>>>>
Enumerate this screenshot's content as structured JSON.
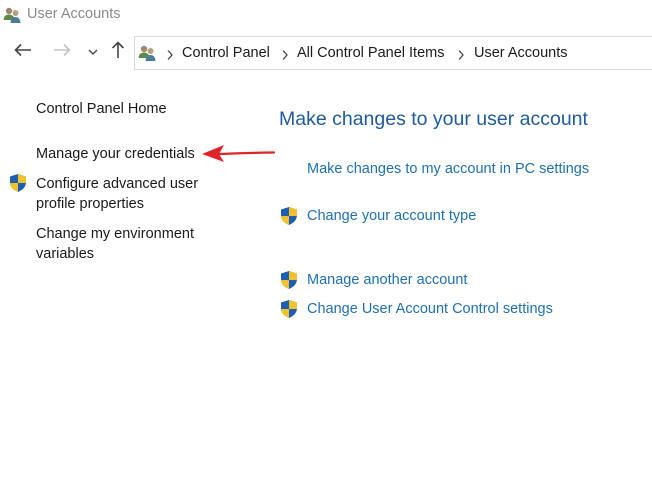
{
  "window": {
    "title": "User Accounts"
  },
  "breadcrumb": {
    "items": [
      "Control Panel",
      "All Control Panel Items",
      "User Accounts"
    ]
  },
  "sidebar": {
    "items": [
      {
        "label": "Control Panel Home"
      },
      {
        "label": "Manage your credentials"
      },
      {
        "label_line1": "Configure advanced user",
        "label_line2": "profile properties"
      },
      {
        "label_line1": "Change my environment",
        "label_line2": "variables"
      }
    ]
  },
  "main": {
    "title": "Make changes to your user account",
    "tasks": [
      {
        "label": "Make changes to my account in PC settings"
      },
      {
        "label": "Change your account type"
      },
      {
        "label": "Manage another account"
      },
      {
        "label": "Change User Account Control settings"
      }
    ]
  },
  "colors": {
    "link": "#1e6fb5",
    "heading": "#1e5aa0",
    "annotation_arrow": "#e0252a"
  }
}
<<<<
Exercise details ->
Reproduce the records above exactly, leaving out every picture they contain.

Problem solution ->
Enumerate this screenshot's content as structured JSON.
{
  "window": {
    "title": "User Accounts"
  },
  "breadcrumb": {
    "items": [
      "Control Panel",
      "All Control Panel Items",
      "User Accounts"
    ]
  },
  "sidebar": {
    "items": [
      {
        "label": "Control Panel Home"
      },
      {
        "label": "Manage your credentials"
      },
      {
        "label_line1": "Configure advanced user",
        "label_line2": "profile properties"
      },
      {
        "label_line1": "Change my environment",
        "label_line2": "variables"
      }
    ]
  },
  "main": {
    "title": "Make changes to your user account",
    "tasks": [
      {
        "label": "Make changes to my account in PC settings"
      },
      {
        "label": "Change your account type"
      },
      {
        "label": "Manage another account"
      },
      {
        "label": "Change User Account Control settings"
      }
    ]
  },
  "colors": {
    "link": "#1e6fb5",
    "heading": "#1e5aa0",
    "annotation_arrow": "#e0252a"
  }
}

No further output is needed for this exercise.